Gather the lines from the material that contain "基层安则天下安".

--- start of Dataset excerpts ---

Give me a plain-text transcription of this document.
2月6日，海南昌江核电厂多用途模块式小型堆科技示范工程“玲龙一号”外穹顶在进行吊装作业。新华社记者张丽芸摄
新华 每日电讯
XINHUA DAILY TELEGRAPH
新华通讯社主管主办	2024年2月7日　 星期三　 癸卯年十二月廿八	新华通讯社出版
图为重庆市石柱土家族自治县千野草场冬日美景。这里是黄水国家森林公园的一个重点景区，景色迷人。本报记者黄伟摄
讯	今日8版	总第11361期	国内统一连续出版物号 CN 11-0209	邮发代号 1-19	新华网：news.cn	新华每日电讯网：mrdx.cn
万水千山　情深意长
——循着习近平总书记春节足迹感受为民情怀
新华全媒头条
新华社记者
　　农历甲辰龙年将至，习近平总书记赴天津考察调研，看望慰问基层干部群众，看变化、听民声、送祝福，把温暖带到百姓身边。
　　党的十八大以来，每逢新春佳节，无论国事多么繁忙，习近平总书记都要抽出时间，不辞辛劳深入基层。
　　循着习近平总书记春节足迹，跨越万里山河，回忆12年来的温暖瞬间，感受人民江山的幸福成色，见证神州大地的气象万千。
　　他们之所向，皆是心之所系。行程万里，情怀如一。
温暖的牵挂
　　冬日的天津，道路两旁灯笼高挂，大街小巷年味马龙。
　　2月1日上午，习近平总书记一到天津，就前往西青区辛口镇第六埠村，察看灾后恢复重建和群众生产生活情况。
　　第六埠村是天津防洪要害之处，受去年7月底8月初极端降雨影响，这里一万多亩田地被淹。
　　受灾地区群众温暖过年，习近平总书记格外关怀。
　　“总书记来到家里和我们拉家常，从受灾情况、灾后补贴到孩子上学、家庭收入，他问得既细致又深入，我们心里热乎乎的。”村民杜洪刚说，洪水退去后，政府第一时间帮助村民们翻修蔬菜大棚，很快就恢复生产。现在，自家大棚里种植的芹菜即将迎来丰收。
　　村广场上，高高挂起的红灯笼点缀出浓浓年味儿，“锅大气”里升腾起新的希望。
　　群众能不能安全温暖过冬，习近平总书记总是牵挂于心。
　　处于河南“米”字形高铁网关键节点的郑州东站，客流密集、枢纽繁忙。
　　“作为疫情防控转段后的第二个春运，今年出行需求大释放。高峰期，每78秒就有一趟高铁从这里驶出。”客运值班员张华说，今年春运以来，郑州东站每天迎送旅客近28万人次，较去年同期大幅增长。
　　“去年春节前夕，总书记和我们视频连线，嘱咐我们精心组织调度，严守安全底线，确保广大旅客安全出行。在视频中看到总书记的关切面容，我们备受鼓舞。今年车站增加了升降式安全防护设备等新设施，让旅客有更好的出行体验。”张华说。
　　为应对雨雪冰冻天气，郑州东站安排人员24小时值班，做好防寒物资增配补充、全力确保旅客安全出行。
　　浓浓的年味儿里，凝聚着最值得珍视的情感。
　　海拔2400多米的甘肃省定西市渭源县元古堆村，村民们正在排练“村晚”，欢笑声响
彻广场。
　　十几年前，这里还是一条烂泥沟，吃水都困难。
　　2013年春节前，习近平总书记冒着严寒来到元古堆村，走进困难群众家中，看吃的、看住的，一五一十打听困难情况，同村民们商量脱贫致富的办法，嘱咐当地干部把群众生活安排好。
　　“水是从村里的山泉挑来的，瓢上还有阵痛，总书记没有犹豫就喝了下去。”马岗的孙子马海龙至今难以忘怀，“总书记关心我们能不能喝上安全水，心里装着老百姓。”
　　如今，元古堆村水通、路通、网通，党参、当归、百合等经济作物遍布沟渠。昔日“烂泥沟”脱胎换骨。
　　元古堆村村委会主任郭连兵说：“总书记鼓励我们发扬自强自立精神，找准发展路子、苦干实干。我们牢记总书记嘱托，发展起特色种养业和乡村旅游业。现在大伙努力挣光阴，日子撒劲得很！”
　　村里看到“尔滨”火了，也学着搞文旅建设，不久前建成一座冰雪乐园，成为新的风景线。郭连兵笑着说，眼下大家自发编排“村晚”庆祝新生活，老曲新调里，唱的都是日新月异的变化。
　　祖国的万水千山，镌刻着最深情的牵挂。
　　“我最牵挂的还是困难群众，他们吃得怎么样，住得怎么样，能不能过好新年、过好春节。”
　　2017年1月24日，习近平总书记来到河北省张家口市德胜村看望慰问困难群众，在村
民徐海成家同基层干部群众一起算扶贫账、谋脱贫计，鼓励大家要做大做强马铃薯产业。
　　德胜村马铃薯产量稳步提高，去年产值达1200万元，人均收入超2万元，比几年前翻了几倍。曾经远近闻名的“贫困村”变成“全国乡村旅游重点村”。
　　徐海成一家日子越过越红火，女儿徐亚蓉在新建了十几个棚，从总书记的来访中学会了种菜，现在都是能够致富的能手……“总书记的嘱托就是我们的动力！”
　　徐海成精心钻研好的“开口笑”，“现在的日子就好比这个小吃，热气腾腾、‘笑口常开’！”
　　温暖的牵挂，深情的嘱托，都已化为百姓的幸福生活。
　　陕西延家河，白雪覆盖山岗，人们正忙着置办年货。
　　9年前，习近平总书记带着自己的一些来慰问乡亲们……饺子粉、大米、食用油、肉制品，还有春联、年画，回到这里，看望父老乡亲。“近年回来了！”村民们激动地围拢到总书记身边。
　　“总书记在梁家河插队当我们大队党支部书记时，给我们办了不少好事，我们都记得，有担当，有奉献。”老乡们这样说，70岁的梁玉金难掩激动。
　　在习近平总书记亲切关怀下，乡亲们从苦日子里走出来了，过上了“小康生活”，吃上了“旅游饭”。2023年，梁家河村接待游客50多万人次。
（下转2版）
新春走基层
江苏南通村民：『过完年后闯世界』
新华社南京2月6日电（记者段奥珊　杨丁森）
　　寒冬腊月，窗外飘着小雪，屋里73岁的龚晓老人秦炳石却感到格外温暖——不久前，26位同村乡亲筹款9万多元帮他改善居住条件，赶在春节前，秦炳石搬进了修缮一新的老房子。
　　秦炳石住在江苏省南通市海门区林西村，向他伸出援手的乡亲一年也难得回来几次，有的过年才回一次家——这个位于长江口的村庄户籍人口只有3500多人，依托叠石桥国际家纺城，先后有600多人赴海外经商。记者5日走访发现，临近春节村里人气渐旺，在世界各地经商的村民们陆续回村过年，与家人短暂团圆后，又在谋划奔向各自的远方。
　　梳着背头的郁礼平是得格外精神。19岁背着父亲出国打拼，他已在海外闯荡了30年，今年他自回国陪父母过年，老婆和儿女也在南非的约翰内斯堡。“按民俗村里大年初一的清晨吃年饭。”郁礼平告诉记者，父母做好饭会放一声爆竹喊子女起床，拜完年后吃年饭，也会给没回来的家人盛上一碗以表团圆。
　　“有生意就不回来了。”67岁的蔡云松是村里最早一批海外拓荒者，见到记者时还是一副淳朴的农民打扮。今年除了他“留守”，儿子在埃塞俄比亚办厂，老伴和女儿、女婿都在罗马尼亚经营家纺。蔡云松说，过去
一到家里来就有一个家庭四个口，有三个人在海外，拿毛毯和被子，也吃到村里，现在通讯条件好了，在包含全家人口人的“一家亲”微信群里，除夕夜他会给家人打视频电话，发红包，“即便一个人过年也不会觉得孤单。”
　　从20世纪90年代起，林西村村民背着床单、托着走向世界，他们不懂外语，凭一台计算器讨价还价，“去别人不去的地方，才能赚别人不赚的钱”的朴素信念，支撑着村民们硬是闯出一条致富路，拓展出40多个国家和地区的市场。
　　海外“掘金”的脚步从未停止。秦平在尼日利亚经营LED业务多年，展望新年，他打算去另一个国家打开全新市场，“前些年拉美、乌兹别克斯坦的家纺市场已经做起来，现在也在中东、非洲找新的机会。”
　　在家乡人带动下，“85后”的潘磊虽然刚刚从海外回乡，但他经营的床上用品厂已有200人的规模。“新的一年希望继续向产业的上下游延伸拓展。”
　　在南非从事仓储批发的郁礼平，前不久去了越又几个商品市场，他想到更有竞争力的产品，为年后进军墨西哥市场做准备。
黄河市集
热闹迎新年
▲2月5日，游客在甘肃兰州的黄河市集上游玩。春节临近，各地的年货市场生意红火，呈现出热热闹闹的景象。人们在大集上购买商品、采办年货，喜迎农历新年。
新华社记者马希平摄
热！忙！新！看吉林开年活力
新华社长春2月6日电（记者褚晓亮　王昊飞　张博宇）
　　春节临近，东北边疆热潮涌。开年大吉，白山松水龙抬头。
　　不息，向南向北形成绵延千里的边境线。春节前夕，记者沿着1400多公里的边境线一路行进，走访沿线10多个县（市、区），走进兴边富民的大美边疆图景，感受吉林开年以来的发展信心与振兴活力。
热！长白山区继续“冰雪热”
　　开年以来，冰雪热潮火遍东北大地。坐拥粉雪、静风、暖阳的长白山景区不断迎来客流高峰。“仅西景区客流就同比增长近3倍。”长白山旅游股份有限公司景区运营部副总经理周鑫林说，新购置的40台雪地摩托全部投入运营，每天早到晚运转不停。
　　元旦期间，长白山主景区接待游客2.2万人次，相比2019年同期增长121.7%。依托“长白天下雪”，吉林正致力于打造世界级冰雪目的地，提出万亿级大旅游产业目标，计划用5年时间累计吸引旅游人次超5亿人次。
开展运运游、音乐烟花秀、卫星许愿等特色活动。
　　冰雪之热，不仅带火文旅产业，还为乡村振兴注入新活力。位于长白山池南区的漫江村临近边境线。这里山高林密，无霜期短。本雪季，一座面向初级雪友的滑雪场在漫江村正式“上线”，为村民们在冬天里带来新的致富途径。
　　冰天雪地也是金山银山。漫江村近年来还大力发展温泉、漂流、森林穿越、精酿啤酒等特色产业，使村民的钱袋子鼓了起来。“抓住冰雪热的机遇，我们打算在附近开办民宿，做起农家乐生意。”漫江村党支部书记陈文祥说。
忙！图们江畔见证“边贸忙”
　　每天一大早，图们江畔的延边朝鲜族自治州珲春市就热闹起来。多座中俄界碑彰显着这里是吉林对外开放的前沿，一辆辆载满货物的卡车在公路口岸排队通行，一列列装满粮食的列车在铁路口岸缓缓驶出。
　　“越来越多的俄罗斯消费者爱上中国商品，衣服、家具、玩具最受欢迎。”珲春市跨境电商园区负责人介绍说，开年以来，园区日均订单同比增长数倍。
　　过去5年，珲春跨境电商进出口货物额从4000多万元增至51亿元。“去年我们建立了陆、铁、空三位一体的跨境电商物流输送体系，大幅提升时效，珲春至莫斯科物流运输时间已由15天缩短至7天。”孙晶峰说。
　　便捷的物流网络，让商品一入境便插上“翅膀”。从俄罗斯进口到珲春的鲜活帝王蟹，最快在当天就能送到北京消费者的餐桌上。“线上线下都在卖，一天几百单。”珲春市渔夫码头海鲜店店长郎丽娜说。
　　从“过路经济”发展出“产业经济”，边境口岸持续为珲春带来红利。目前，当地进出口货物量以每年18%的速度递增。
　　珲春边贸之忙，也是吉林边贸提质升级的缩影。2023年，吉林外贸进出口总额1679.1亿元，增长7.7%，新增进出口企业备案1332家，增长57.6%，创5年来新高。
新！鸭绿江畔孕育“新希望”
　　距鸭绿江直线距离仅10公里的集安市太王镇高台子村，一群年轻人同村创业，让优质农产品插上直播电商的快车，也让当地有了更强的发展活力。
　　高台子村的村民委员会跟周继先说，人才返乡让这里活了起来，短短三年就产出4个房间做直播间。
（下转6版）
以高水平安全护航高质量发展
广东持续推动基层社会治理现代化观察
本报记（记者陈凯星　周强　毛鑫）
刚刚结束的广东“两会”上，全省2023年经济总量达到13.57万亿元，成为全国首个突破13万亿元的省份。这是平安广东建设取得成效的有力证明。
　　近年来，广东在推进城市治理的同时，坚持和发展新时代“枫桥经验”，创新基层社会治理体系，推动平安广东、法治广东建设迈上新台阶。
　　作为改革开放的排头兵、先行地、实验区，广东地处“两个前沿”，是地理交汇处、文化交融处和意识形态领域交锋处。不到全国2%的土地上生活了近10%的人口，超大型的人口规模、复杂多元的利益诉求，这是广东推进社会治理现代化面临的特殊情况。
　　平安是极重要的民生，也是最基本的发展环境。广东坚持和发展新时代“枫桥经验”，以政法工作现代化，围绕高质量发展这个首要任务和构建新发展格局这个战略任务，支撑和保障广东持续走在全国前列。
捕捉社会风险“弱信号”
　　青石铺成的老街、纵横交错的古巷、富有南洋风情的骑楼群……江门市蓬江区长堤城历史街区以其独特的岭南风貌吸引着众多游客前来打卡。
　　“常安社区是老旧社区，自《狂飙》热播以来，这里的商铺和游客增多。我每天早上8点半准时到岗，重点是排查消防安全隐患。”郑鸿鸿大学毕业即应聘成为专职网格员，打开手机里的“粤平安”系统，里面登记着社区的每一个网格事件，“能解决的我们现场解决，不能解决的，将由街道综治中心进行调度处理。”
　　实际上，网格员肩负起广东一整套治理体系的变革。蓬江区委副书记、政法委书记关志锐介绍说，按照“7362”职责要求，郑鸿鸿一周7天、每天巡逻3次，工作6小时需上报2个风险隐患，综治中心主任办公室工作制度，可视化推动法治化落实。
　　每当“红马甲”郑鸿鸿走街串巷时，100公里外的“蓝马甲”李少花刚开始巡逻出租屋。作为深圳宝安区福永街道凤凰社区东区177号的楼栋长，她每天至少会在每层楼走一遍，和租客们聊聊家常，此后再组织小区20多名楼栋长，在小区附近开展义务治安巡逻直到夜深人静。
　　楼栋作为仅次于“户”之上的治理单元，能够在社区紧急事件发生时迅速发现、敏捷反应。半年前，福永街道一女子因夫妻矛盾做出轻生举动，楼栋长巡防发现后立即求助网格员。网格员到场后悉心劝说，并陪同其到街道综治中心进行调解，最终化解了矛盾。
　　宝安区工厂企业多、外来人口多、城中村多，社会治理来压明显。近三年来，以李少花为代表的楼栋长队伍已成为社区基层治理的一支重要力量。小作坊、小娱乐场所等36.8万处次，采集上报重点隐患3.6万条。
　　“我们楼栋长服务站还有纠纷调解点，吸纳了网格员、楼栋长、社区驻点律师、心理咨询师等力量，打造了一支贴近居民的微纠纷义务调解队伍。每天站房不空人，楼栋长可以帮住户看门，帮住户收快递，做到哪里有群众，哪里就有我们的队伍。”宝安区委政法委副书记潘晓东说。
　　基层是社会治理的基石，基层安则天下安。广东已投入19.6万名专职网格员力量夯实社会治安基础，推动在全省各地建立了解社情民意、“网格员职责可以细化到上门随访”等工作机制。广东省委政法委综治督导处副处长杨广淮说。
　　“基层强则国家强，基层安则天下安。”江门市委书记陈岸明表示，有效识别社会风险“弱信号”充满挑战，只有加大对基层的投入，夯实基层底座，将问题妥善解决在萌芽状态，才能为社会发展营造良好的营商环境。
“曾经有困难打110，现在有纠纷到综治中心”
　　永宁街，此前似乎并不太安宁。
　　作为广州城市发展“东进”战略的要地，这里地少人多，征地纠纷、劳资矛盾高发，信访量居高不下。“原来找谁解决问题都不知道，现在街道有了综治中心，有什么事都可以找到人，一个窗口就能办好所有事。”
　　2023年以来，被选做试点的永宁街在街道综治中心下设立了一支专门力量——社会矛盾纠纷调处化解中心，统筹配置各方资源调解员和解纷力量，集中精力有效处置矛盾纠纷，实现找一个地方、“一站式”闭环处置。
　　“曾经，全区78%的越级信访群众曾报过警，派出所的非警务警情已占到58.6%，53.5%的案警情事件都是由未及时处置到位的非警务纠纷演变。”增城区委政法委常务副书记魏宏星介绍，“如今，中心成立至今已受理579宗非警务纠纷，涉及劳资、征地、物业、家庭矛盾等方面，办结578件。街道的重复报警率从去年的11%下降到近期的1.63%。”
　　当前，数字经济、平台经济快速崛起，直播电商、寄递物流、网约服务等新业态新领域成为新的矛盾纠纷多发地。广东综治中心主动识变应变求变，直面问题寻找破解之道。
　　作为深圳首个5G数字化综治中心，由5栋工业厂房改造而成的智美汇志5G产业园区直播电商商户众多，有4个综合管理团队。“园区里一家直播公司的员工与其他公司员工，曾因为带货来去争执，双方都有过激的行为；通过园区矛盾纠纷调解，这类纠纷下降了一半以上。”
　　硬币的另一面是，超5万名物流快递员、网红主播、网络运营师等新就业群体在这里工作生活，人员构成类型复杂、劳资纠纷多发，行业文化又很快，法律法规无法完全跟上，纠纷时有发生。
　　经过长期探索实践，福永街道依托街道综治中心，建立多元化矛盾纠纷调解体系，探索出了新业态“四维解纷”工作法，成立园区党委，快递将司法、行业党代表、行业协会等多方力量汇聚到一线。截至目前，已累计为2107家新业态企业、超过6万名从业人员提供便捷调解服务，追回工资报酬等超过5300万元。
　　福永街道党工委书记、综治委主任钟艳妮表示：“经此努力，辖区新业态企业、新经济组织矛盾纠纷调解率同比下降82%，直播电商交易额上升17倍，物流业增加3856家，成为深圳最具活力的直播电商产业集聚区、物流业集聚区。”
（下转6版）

--- end of Dataset excerpts ---

- **Written reply**:
　　基层是社会治理的基石，基层安则天下安。广东已投入19.6万名专职网格员力量夯实社会治安基础，推动在全省各地建立了解社情民意、“网格员职责可以细化到上门随访”等工作机制。广东省委政法委综治督导处副处长杨广淮说。
　　“基层强则国家强，基层安则天下安。”江门市委书记陈岸明表示，有效识别社会风险“弱信号”充满挑战，只有加大对基层的投入，夯实基层底座，将问题妥善解决在萌芽状态，才能为社会发展营造良好的营商环境。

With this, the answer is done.